■ Requirement
Word for word, print each line of the listing below; pictures stay out.

■ Data listing

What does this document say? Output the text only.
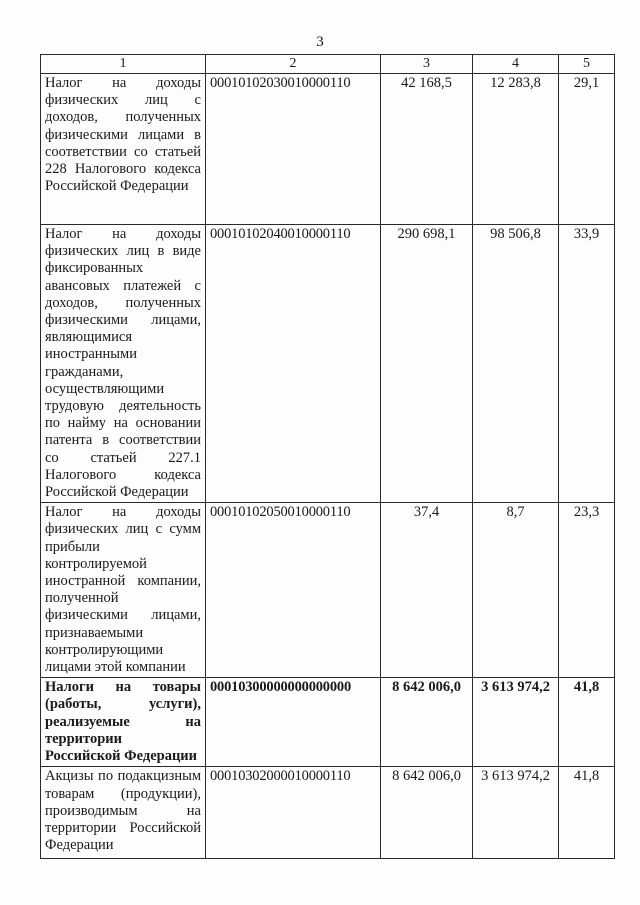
3
1	2	3	4	5
Налог на доходы физических лиц с доходов, полученных физическими лицами в соответствии со статьей 228 Налогового кодекса Российской Федерации	00010102030010000110	42 168,5	12 283,8	29,1
Налог на доходы физических лиц в виде фиксированных авансовых платежей с доходов, полученных физическими лицами, являющимися иностранными гражданами, осуществляющими трудовую деятельность по найму на основании патента в соответствии со статьей 227.1 Налогового кодекса Российской Федерации	00010102040010000110	290 698,1	98 506,8	33,9
Налог на доходы физических лиц с сумм прибыли контролируемой иностранной компании, полученной физическими лицами, признаваемыми контролирующими лицами этой компании	00010102050010000110	37,4	8,7	23,3
Налоги на товары (работы, услуги), реализуемые на территории Российской Федерации	00010300000000000000	8 642 006,0	3 613 974,2	41,8
Акцизы по подакцизным товарам (продукции), производимым на территории Российской Федерации	00010302000010000110	8 642 006,0	3 613 974,2	41,8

■ Result of the exercise
What does this document say? Output the text only.
3
1	2	3	4	5
Налог на доходы физических лиц с доходов, полученных физическими лицами в соответствии со статьей 228 Налогового кодекса Российской Федерации	00010102030010000110	42 168,5	12 283,8	29,1
Налог на доходы физических лиц в виде фиксированных авансовых платежей с доходов, полученных физическими лицами, являющимися иностранными гражданами, осуществляющими трудовую деятельность по найму на основании патента в соответствии со статьей 227.1 Налогового кодекса Российской Федерации	00010102040010000110	290 698,1	98 506,8	33,9
Налог на доходы физических лиц с сумм прибыли контролируемой иностранной компании, полученной физическими лицами, признаваемыми контролирующими лицами этой компании	00010102050010000110	37,4	8,7	23,3
Налоги на товары (работы, услуги), реализуемые на территории Российской Федерации	00010300000000000000	8 642 006,0	3 613 974,2	41,8
Акцизы по подакцизным товарам (продукции), производимым на территории Российской Федерации	00010302000010000110	8 642 006,0	3 613 974,2	41,8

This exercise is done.